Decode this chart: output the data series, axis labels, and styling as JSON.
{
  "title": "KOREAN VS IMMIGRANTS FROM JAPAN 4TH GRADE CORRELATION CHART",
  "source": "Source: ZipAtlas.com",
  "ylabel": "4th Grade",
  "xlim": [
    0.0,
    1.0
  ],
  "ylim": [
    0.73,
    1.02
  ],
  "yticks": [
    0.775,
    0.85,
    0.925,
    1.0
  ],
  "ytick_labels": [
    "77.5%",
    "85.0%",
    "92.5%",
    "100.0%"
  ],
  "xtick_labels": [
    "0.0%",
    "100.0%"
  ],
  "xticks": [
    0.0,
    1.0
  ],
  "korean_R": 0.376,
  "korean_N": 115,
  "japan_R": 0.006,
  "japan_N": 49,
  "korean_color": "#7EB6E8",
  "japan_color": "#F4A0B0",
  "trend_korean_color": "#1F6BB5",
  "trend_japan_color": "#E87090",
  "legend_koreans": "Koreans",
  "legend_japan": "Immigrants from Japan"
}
- - -
## The task:
Return the material in full, exactly as shown.

## Answer for this exercise:
Decode this chart: output the data series, axis labels, and styling as JSON.
{
  "title": "KOREAN VS IMMIGRANTS FROM JAPAN 4TH GRADE CORRELATION CHART",
  "source": "Source: ZipAtlas.com",
  "ylabel": "4th Grade",
  "xlim": [
    0.0,
    1.0
  ],
  "ylim": [
    0.73,
    1.02
  ],
  "yticks": [
    0.775,
    0.85,
    0.925,
    1.0
  ],
  "ytick_labels": [
    "77.5%",
    "85.0%",
    "92.5%",
    "100.0%"
  ],
  "xtick_labels": [
    "0.0%",
    "100.0%"
  ],
  "xticks": [
    0.0,
    1.0
  ],
  "korean_R": 0.376,
  "korean_N": 115,
  "japan_R": 0.006,
  "japan_N": 49,
  "korean_color": "#7EB6E8",
  "japan_color": "#F4A0B0",
  "trend_korean_color": "#1F6BB5",
  "trend_japan_color": "#E87090",
  "legend_koreans": "Koreans",
  "legend_japan": "Immigrants from Japan"
}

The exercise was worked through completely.